(Dataset listings of figures)

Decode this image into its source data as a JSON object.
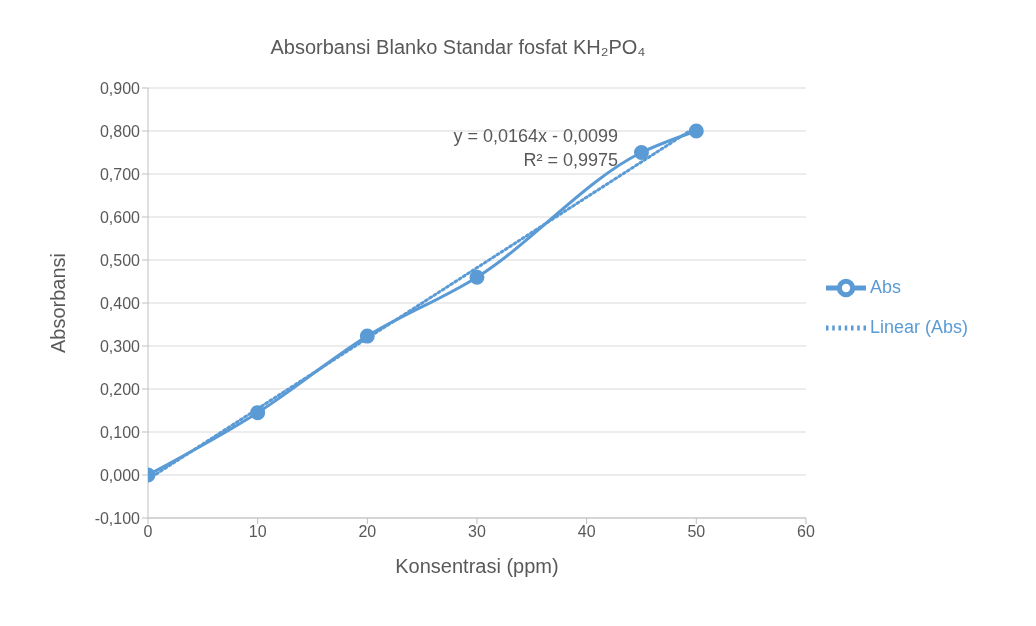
{
  "chart_data": {
    "type": "line",
    "title": "Absorbansi Blanko Standar fosfat KH₂PO₄",
    "xlabel": "Konsentrasi (ppm)",
    "ylabel": "Absorbansi",
    "x": [
      0,
      10,
      20,
      30,
      45,
      50
    ],
    "series": [
      {
        "name": "Abs",
        "color": "#5b9bd5",
        "values": [
          0,
          0.145,
          0.323,
          0.46,
          0.75,
          0.8
        ],
        "marker": "circle",
        "line_style": "solid"
      },
      {
        "name": "Linear (Abs)",
        "type": "line",
        "color": "#5b9bd5",
        "x": [
          0,
          50
        ],
        "values": [
          -0.01,
          0.81
        ],
        "marker": "none",
        "line_style": "dotted"
      }
    ],
    "xlim": [
      0,
      60
    ],
    "xticks": [
      0,
      10,
      20,
      30,
      40,
      50,
      60
    ],
    "ylim": [
      -0.1,
      0.9
    ],
    "yticks": [
      {
        "value": -0.1,
        "label": "-0,100"
      },
      {
        "value": 0,
        "label": "0,000"
      },
      {
        "value": 0.1,
        "label": "0,100"
      },
      {
        "value": 0.2,
        "label": "0,200"
      },
      {
        "value": 0.3,
        "label": "0,300"
      },
      {
        "value": 0.4,
        "label": "0,400"
      },
      {
        "value": 0.5,
        "label": "0,500"
      },
      {
        "value": 0.6,
        "label": "0,600"
      },
      {
        "value": 0.7,
        "label": "0,700"
      },
      {
        "value": 0.8,
        "label": "0,800"
      },
      {
        "value": 0.9,
        "label": "0,900"
      }
    ],
    "grid": "y",
    "legend": "right",
    "annotations": [
      "y = 0,0164x - 0,0099",
      "R² = 0,9975"
    ]
  }
}
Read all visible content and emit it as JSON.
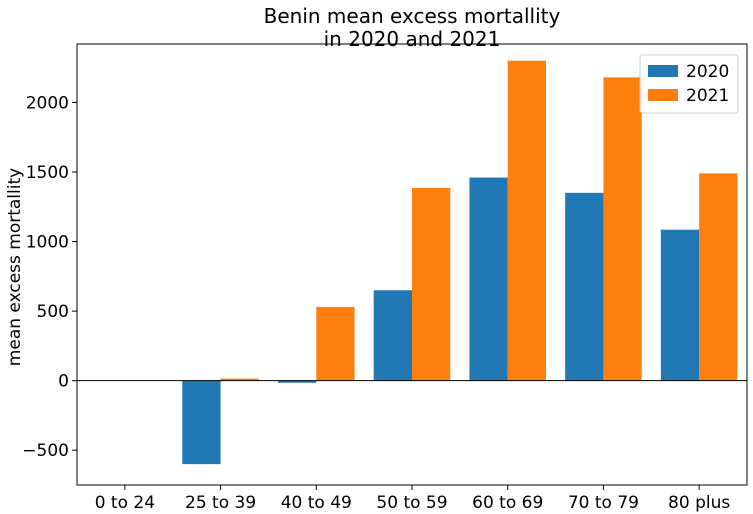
{
  "chart_data": {
    "type": "bar",
    "title": "Benin mean excess mortallity\nin 2020 and 2021",
    "xlabel": "",
    "ylabel": "mean excess mortallity",
    "categories": [
      "0 to 24",
      "25 to 39",
      "40 to 49",
      "50 to 59",
      "60 to 69",
      "70 to 79",
      "80 plus"
    ],
    "series": [
      {
        "name": "2020",
        "color": "#1f77b4",
        "values": [
          0,
          -600,
          -15,
          650,
          1460,
          1350,
          1085
        ]
      },
      {
        "name": "2021",
        "color": "#ff7f0e",
        "values": [
          0,
          15,
          530,
          1385,
          2300,
          2180,
          1490
        ]
      }
    ],
    "ylim": [
      -750,
      2420
    ],
    "yticks": [
      -500,
      0,
      500,
      1000,
      1500,
      2000
    ],
    "ytick_labels": [
      "−500",
      "0",
      "500",
      "1000",
      "1500",
      "2000"
    ],
    "zero_line": true,
    "grid": false,
    "legend_position": "top-right"
  }
}
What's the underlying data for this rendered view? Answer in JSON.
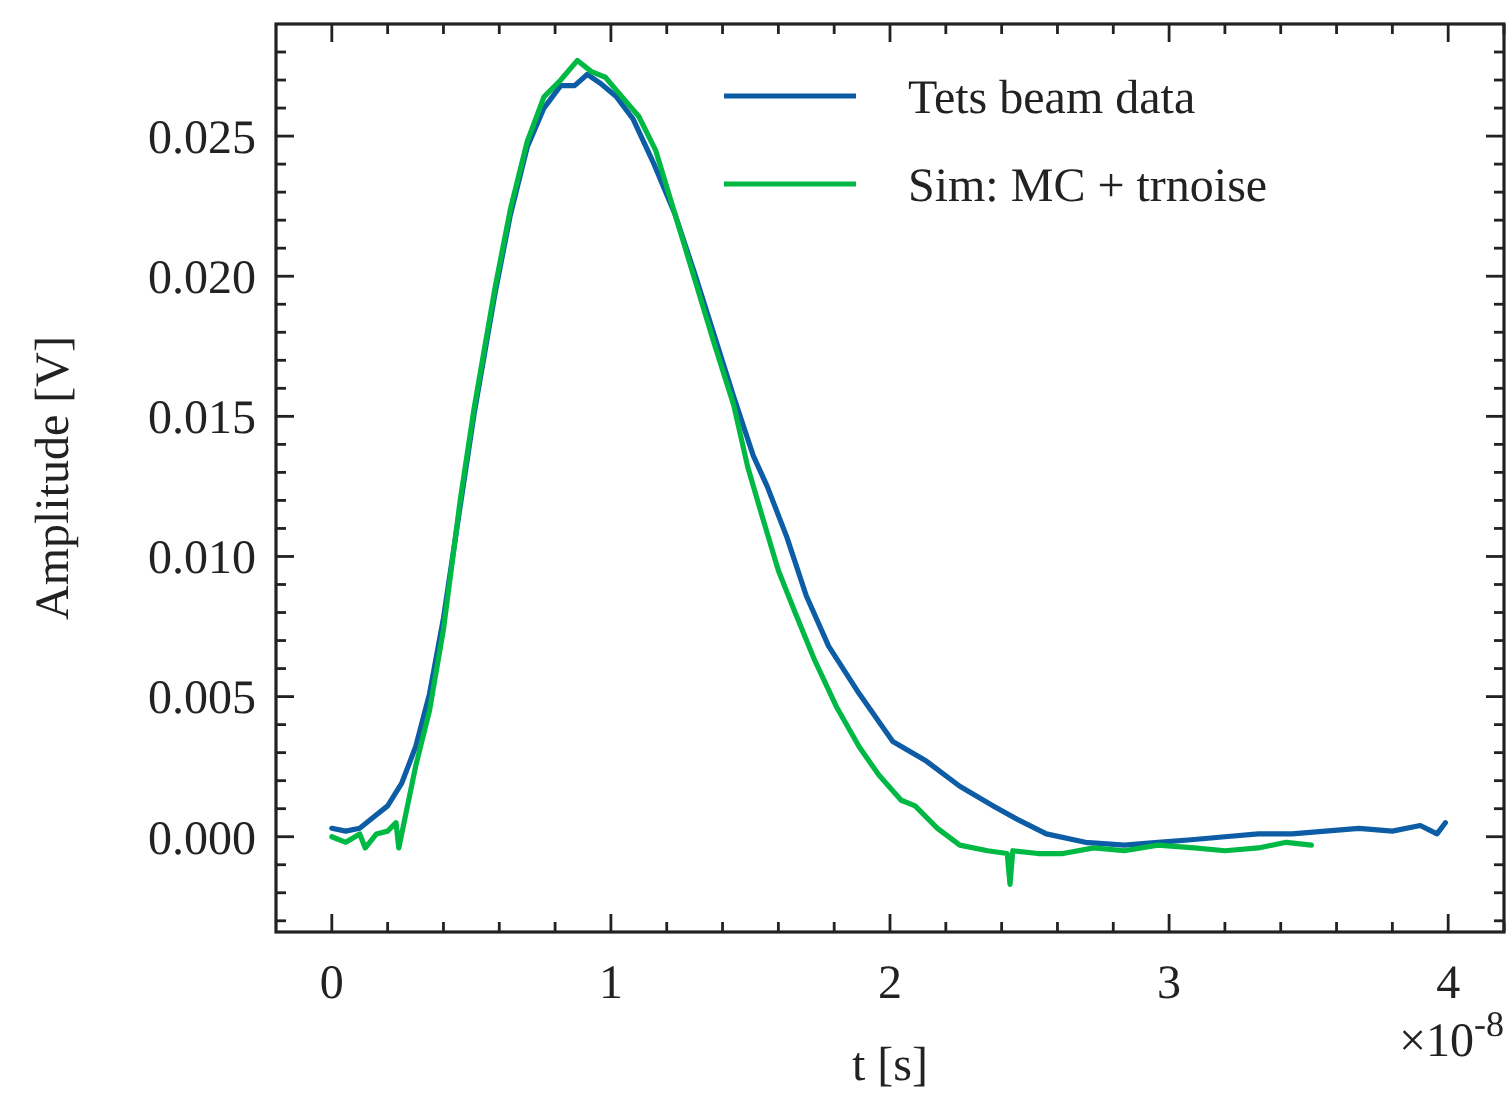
{
  "chart_data": {
    "type": "line",
    "xlabel": "t [s]",
    "ylabel": "Amplitude [V]",
    "annotations": [
      "×10$^{-8}$"
    ],
    "xlim": [
      -0.2,
      4.2
    ],
    "ylim": [
      -0.0034,
      0.029
    ],
    "xticks": [
      0,
      {
        "value": 0.2,
        "label": null
      },
      {
        "value": 0.4,
        "label": null
      },
      {
        "value": 0.6,
        "label": null
      },
      {
        "value": 0.8,
        "label": null
      },
      1,
      {
        "value": 1.2,
        "label": null
      },
      {
        "value": 1.4,
        "label": null
      },
      {
        "value": 1.6,
        "label": null
      },
      {
        "value": 1.8,
        "label": null
      },
      2,
      {
        "value": 2.2,
        "label": null
      },
      {
        "value": 2.4,
        "label": null
      },
      {
        "value": 2.6,
        "label": null
      },
      {
        "value": 2.8,
        "label": null
      },
      3,
      {
        "value": 3.2,
        "label": null
      },
      {
        "value": 3.4,
        "label": null
      },
      {
        "value": 3.6,
        "label": null
      },
      {
        "value": 3.8,
        "label": null
      },
      4,
      {
        "value": 4.2,
        "label": null
      }
    ],
    "yticks": [
      {
        "value": -0.003,
        "label": null
      },
      {
        "value": -0.002,
        "label": null
      },
      {
        "value": -0.001,
        "label": null
      },
      {
        "value": 0,
        "label": "0.000"
      },
      {
        "value": 0.001,
        "label": null
      },
      {
        "value": 0.002,
        "label": null
      },
      {
        "value": 0.003,
        "label": null
      },
      {
        "value": 0.004,
        "label": null
      },
      {
        "value": 0.005,
        "label": "0.005"
      },
      {
        "value": 0.006,
        "label": null
      },
      {
        "value": 0.007,
        "label": null
      },
      {
        "value": 0.008,
        "label": null
      },
      {
        "value": 0.009,
        "label": null
      },
      {
        "value": 0.01,
        "label": "0.010"
      },
      {
        "value": 0.011,
        "label": null
      },
      {
        "value": 0.012,
        "label": null
      },
      {
        "value": 0.013,
        "label": null
      },
      {
        "value": 0.014,
        "label": null
      },
      {
        "value": 0.015,
        "label": "0.015"
      },
      {
        "value": 0.016,
        "label": null
      },
      {
        "value": 0.017,
        "label": null
      },
      {
        "value": 0.018,
        "label": null
      },
      {
        "value": 0.019,
        "label": null
      },
      {
        "value": 0.02,
        "label": "0.020"
      },
      {
        "value": 0.021,
        "label": null
      },
      {
        "value": 0.022,
        "label": null
      },
      {
        "value": 0.023,
        "label": null
      },
      {
        "value": 0.024,
        "label": null
      },
      {
        "value": 0.025,
        "label": "0.025"
      },
      {
        "value": 0.026,
        "label": null
      },
      {
        "value": 0.027,
        "label": null
      },
      {
        "value": 0.028,
        "label": null
      }
    ],
    "legend": "top right",
    "grid": false,
    "line_style": "solid",
    "marker": "none",
    "series": [
      {
        "name": "Tets beam data",
        "color": "#0c5da5",
        "x": [
          0,
          0.05,
          0.1,
          0.15,
          0.2,
          0.25,
          0.3,
          0.35,
          0.4,
          0.46,
          0.51,
          0.585,
          0.64,
          0.7,
          0.76,
          0.82,
          0.87,
          0.915,
          0.96,
          1.02,
          1.08,
          1.15,
          1.23,
          1.3,
          1.37,
          1.44,
          1.51,
          1.56,
          1.63,
          1.7,
          1.78,
          1.89,
          2.01,
          2.13,
          2.25,
          2.37,
          2.46,
          2.56,
          2.7,
          2.84,
          2.96,
          3.09,
          3.2,
          3.32,
          3.44,
          3.56,
          3.68,
          3.8,
          3.9,
          3.96,
          3.99
        ],
        "values": [
          0.0003,
          0.0002,
          0.0003,
          0.0007,
          0.0011,
          0.0019,
          0.0032,
          0.0051,
          0.0078,
          0.0118,
          0.0151,
          0.0194,
          0.0222,
          0.0246,
          0.026,
          0.0268,
          0.0268,
          0.0272,
          0.0269,
          0.0264,
          0.0256,
          0.0241,
          0.0222,
          0.0201,
          0.0179,
          0.0157,
          0.0136,
          0.0125,
          0.0107,
          0.0086,
          0.0068,
          0.0051,
          0.0034,
          0.0027,
          0.0018,
          0.0011,
          0.0006,
          0.0001,
          -0.0002,
          -0.0003,
          -0.0002,
          -0.0001,
          0,
          0.0001,
          0.0001,
          0.0002,
          0.0003,
          0.0002,
          0.0004,
          0.0001,
          0.0005
        ]
      },
      {
        "name": "Sim: MC + trnoise",
        "color": "#00b945",
        "x": [
          0,
          0.05,
          0.1,
          0.12,
          0.16,
          0.2,
          0.23,
          0.24,
          0.3,
          0.35,
          0.4,
          0.46,
          0.51,
          0.585,
          0.64,
          0.7,
          0.76,
          0.82,
          0.88,
          0.93,
          0.98,
          1.04,
          1.1,
          1.16,
          1.23,
          1.3,
          1.37,
          1.44,
          1.49,
          1.54,
          1.6,
          1.66,
          1.73,
          1.81,
          1.89,
          1.96,
          2.04,
          2.09,
          2.17,
          2.25,
          2.35,
          2.42,
          2.43,
          2.44,
          2.53,
          2.62,
          2.73,
          2.84,
          2.96,
          3.09,
          3.2,
          3.32,
          3.42,
          3.51
        ],
        "values": [
          0,
          -0.0002,
          0.0001,
          -0.0004,
          0.0001,
          0.0002,
          0.0005,
          -0.0004,
          0.0025,
          0.0045,
          0.0074,
          0.012,
          0.0153,
          0.0196,
          0.0224,
          0.0248,
          0.0264,
          0.027,
          0.0277,
          0.0273,
          0.0271,
          0.0264,
          0.0257,
          0.0245,
          0.0222,
          0.0199,
          0.0176,
          0.0154,
          0.0132,
          0.0115,
          0.0095,
          0.008,
          0.0063,
          0.0046,
          0.0032,
          0.0022,
          0.0013,
          0.0011,
          0.0003,
          -0.0003,
          -0.0005,
          -0.0006,
          -0.0017,
          -0.0005,
          -0.0006,
          -0.0006,
          -0.0004,
          -0.0005,
          -0.0003,
          -0.0004,
          -0.0005,
          -0.0004,
          -0.0002,
          -0.0003
        ]
      }
    ]
  }
}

Exercise description | Filter out every line that lacks the word "xlabel", and copy the rest.

Solution for this exercise |
    "xlabel": "Konsentrasi (ppm)",
    "xlabel": "",
    "xlabel": "t [s]",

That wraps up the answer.